Supplied material:
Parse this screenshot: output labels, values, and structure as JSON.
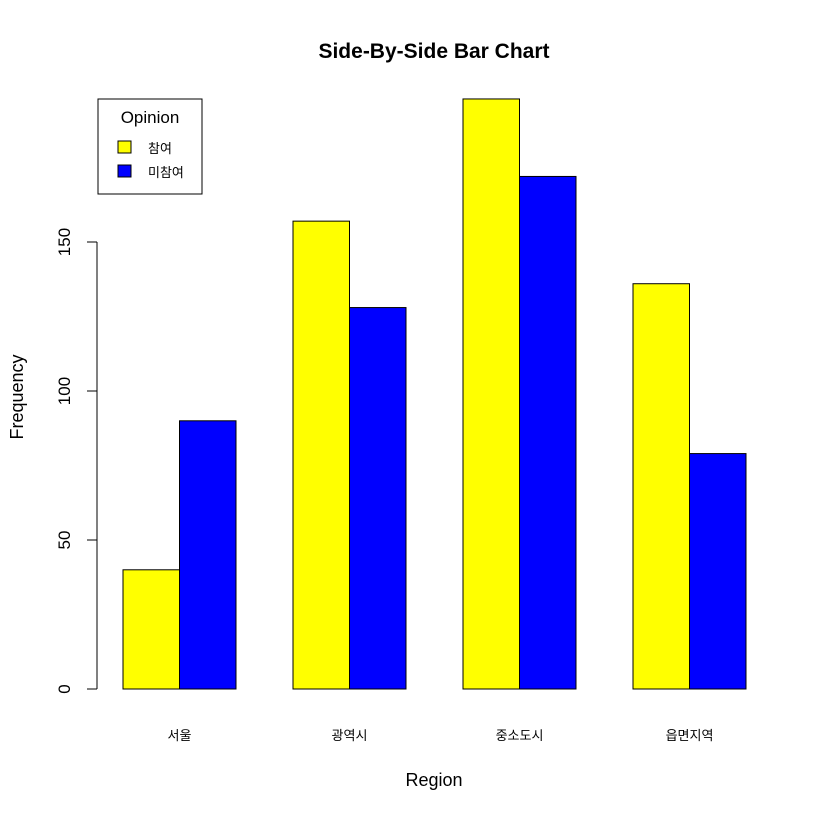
{
  "chart_data": {
    "type": "bar",
    "title": "Side-By-Side Bar Chart",
    "xlabel": "Region",
    "ylabel": "Frequency",
    "categories": [
      "서울",
      "광역시",
      "중소도시",
      "읍면지역"
    ],
    "series": [
      {
        "name": "참여",
        "color": "#FFFF00",
        "values": [
          40,
          157,
          198,
          136
        ]
      },
      {
        "name": "미참여",
        "color": "#0000FF",
        "values": [
          90,
          128,
          172,
          79
        ]
      }
    ],
    "yticks": [
      "0",
      "50",
      "100",
      "150"
    ],
    "ylim": [
      0,
      200
    ],
    "legend": {
      "title": "Opinion",
      "placement": "top-left"
    },
    "grid": false
  }
}
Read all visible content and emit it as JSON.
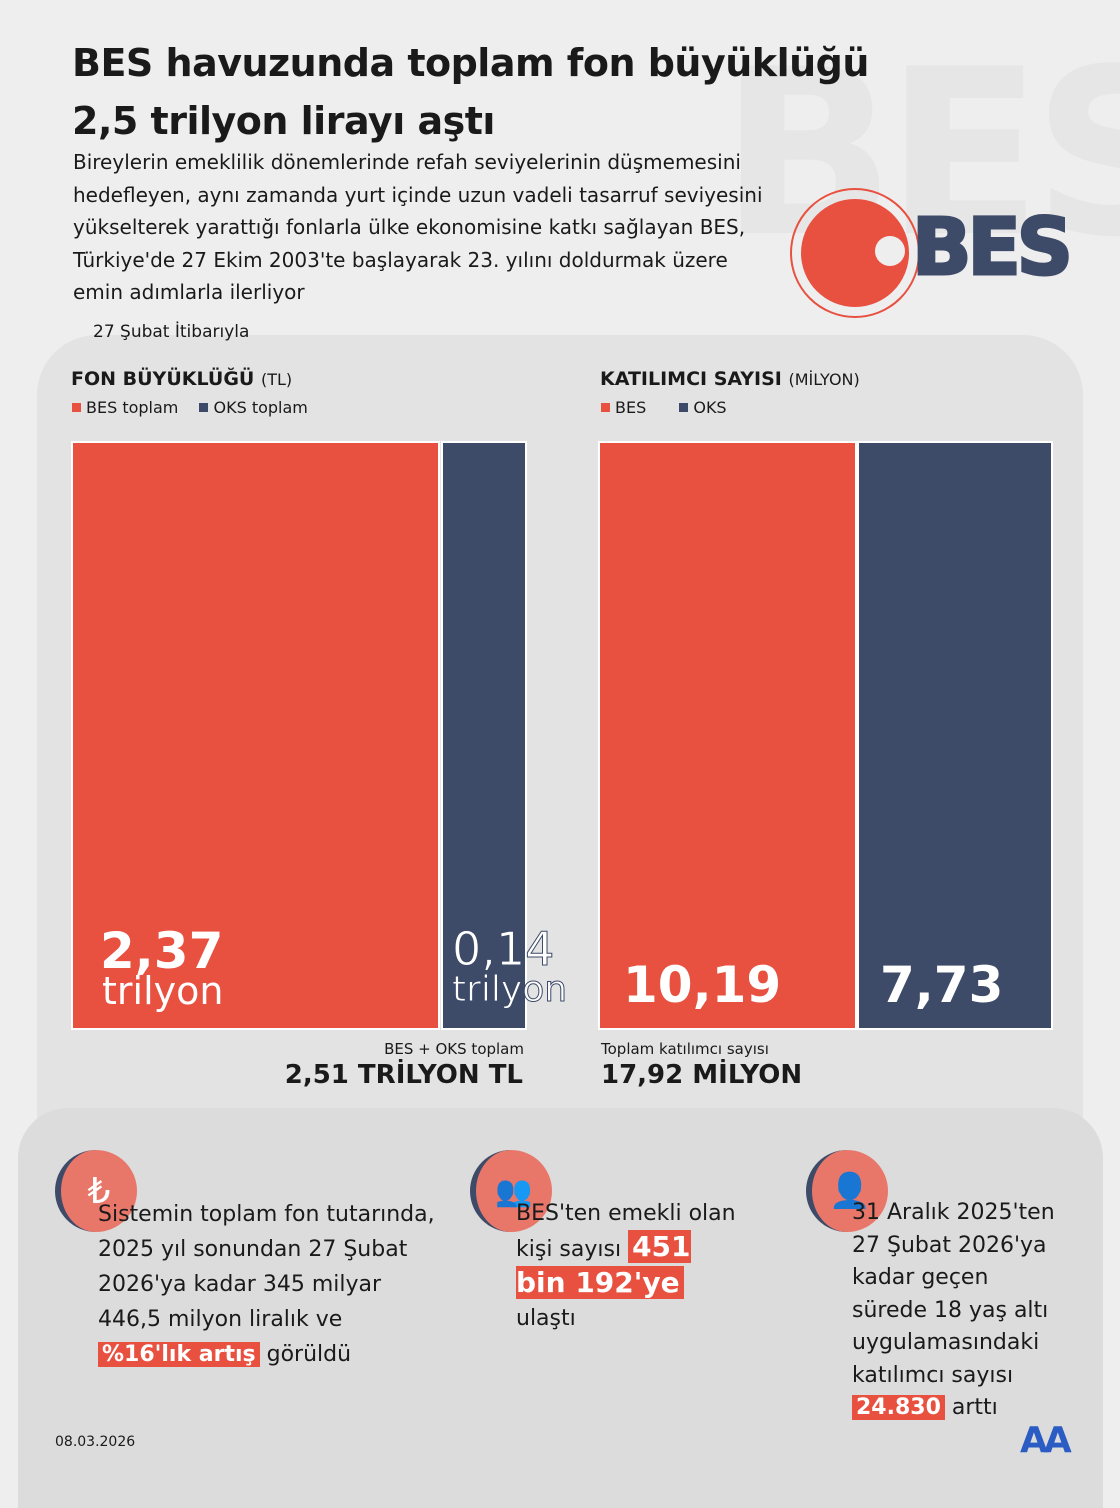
{
  "header": {
    "title_line1": "BES havuzunda toplam fon büyüklüğü",
    "title_line2": "2,5 trilyon lirayı aştı",
    "subtitle": "Bireylerin emeklilik dönemlerinde refah seviyelerinin düşmemesini hedefleyen, aynı zamanda yurt içinde uzun vadeli tasarruf seviyesini yükselterek yarattığı fonlarla ülke ekonomisine katkı sağlayan BES, Türkiye'de 27 Ekim 2003'te başlayarak 23. yılını doldurmak üzere emin adımlarla ilerliyor",
    "as_of": "27 Şubat İtibarıyla",
    "logo": "BES"
  },
  "colors": {
    "bes": "#e85040",
    "oks": "#3d4a68"
  },
  "chart_data": [
    {
      "type": "bar",
      "title": "FON BÜYÜKLÜĞÜ",
      "unit": "(TL)",
      "categories": [
        "BES toplam",
        "OKS toplam"
      ],
      "values": [
        2.37,
        0.14
      ],
      "labels": [
        "2,37",
        "0,14"
      ],
      "value_unit": "trilyon",
      "total_label": "BES + OKS toplam",
      "total_value": "2,51 TRİLYON TL"
    },
    {
      "type": "bar",
      "title": "KATILIMCI SAYISI",
      "unit": "(MİLYON)",
      "categories": [
        "BES",
        "OKS"
      ],
      "values": [
        10.19,
        7.73
      ],
      "labels": [
        "10,19",
        "7,73"
      ],
      "total_label": "Toplam katılımcı sayısı",
      "total_value": "17,92 MİLYON"
    }
  ],
  "facts": [
    {
      "icon": "lira-icon",
      "before": "Sistemin toplam fon tutarında, 2025 yıl sonundan 27 Şubat 2026'ya kadar 345 milyar 446,5 milyon liralık ve ",
      "highlight": "%16'lık artış",
      "after": " görüldü"
    },
    {
      "icon": "group-icon",
      "before": "BES'ten emekli olan kişi sayısı ",
      "highlight": "451 bin 192'ye",
      "after": " ulaştı"
    },
    {
      "icon": "person-icon",
      "before": "31 Aralık 2025'ten 27 Şubat 2026'ya kadar geçen sürede 18 yaş altı uygulamasındaki katılımcı sayısı ",
      "highlight": "24.830",
      "after": " arttı"
    }
  ],
  "footer": {
    "date": "08.03.2026",
    "logo": "AA"
  }
}
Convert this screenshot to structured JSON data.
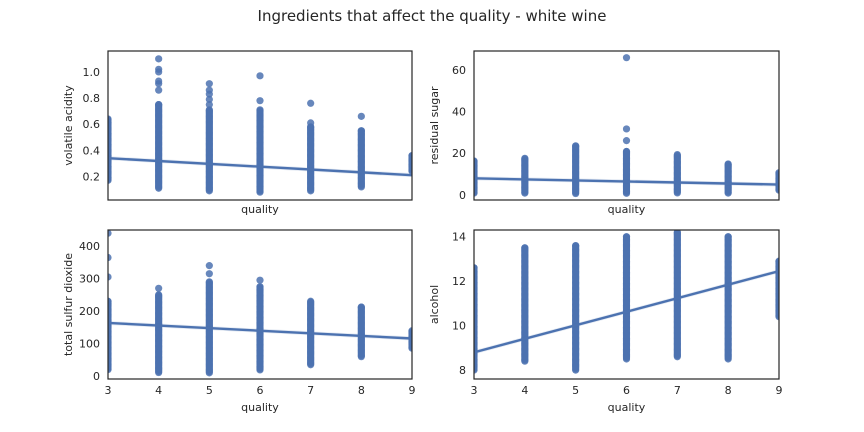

Request: Write out every line of the listing that holds the word "Şubat".

Answer below:
    "as_of": "27 Şubat İtibarıyla",
      "before": "Sistemin toplam fon tutarında, 2025 yıl sonundan 27 Şubat 2026'ya kadar 345 milyar 446,5 milyon liralık ve ",
      "before": "31 Aralık 2025'ten 27 Şubat 2026'ya kadar geçen sürede 18 yaş altı uygulamasındaki katılımcı sayısı ",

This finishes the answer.